▶ TASK DESCRIPTION:
What is needed here is an exact copy of every entry.

▶ RECORDS FOR PROCESSING:
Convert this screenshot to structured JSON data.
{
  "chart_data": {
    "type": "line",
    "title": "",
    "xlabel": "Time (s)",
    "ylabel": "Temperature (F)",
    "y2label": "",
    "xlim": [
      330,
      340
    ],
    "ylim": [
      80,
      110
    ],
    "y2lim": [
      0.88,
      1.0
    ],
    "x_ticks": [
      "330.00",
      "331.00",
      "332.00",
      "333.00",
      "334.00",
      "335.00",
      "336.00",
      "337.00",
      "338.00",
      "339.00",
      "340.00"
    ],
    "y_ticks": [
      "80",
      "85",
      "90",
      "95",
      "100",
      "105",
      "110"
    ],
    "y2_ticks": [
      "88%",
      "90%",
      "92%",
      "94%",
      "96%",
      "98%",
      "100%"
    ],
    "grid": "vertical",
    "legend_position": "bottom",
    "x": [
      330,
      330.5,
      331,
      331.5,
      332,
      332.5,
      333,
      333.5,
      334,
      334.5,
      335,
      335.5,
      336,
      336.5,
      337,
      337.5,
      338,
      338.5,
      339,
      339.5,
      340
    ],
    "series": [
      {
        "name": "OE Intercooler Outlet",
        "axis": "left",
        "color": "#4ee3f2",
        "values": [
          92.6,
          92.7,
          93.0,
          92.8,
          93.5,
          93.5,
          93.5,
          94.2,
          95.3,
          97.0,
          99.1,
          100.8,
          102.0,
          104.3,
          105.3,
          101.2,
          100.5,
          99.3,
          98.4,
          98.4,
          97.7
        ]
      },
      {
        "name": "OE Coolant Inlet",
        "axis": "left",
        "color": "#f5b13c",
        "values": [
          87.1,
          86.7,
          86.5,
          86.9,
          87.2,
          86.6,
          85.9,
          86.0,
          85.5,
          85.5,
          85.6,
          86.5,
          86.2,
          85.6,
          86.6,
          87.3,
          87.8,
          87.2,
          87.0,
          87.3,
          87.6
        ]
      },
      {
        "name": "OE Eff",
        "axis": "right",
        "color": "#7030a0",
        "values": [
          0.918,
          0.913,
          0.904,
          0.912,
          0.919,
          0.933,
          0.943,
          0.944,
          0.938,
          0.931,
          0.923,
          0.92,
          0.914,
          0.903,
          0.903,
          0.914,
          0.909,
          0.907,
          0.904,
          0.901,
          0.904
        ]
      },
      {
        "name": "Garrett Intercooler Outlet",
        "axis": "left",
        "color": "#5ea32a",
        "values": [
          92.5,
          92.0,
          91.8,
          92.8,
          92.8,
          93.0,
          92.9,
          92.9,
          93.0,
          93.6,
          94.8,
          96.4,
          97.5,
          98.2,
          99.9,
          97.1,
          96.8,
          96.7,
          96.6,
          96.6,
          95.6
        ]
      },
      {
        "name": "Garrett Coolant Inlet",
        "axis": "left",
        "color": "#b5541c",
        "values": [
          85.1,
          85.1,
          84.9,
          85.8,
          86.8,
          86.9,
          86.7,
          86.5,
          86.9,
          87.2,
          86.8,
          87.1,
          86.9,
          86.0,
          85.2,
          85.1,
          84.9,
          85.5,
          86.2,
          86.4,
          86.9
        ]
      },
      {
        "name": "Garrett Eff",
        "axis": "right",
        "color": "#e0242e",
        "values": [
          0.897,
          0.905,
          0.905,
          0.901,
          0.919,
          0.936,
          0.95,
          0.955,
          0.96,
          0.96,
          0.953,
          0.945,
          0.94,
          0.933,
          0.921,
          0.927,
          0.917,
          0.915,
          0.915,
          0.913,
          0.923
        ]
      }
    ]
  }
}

▶ REPLY:
Convert this screenshot to structured JSON data.
{
  "chart_data": {
    "type": "line",
    "title": "",
    "xlabel": "Time (s)",
    "ylabel": "Temperature (F)",
    "y2label": "",
    "xlim": [
      330,
      340
    ],
    "ylim": [
      80,
      110
    ],
    "y2lim": [
      0.88,
      1.0
    ],
    "x_ticks": [
      "330.00",
      "331.00",
      "332.00",
      "333.00",
      "334.00",
      "335.00",
      "336.00",
      "337.00",
      "338.00",
      "339.00",
      "340.00"
    ],
    "y_ticks": [
      "80",
      "85",
      "90",
      "95",
      "100",
      "105",
      "110"
    ],
    "y2_ticks": [
      "88%",
      "90%",
      "92%",
      "94%",
      "96%",
      "98%",
      "100%"
    ],
    "grid": "vertical",
    "legend_position": "bottom",
    "x": [
      330,
      330.5,
      331,
      331.5,
      332,
      332.5,
      333,
      333.5,
      334,
      334.5,
      335,
      335.5,
      336,
      336.5,
      337,
      337.5,
      338,
      338.5,
      339,
      339.5,
      340
    ],
    "series": [
      {
        "name": "OE Intercooler Outlet",
        "axis": "left",
        "color": "#4ee3f2",
        "values": [
          92.6,
          92.7,
          93.0,
          92.8,
          93.5,
          93.5,
          93.5,
          94.2,
          95.3,
          97.0,
          99.1,
          100.8,
          102.0,
          104.3,
          105.3,
          101.2,
          100.5,
          99.3,
          98.4,
          98.4,
          97.7
        ]
      },
      {
        "name": "OE Coolant Inlet",
        "axis": "left",
        "color": "#f5b13c",
        "values": [
          87.1,
          86.7,
          86.5,
          86.9,
          87.2,
          86.6,
          85.9,
          86.0,
          85.5,
          85.5,
          85.6,
          86.5,
          86.2,
          85.6,
          86.6,
          87.3,
          87.8,
          87.2,
          87.0,
          87.3,
          87.6
        ]
      },
      {
        "name": "OE Eff",
        "axis": "right",
        "color": "#7030a0",
        "values": [
          0.918,
          0.913,
          0.904,
          0.912,
          0.919,
          0.933,
          0.943,
          0.944,
          0.938,
          0.931,
          0.923,
          0.92,
          0.914,
          0.903,
          0.903,
          0.914,
          0.909,
          0.907,
          0.904,
          0.901,
          0.904
        ]
      },
      {
        "name": "Garrett Intercooler Outlet",
        "axis": "left",
        "color": "#5ea32a",
        "values": [
          92.5,
          92.0,
          91.8,
          92.8,
          92.8,
          93.0,
          92.9,
          92.9,
          93.0,
          93.6,
          94.8,
          96.4,
          97.5,
          98.2,
          99.9,
          97.1,
          96.8,
          96.7,
          96.6,
          96.6,
          95.6
        ]
      },
      {
        "name": "Garrett Coolant Inlet",
        "axis": "left",
        "color": "#b5541c",
        "values": [
          85.1,
          85.1,
          84.9,
          85.8,
          86.8,
          86.9,
          86.7,
          86.5,
          86.9,
          87.2,
          86.8,
          87.1,
          86.9,
          86.0,
          85.2,
          85.1,
          84.9,
          85.5,
          86.2,
          86.4,
          86.9
        ]
      },
      {
        "name": "Garrett Eff",
        "axis": "right",
        "color": "#e0242e",
        "values": [
          0.897,
          0.905,
          0.905,
          0.901,
          0.919,
          0.936,
          0.95,
          0.955,
          0.96,
          0.96,
          0.953,
          0.945,
          0.94,
          0.933,
          0.921,
          0.927,
          0.917,
          0.915,
          0.915,
          0.913,
          0.923
        ]
      }
    ]
  }
}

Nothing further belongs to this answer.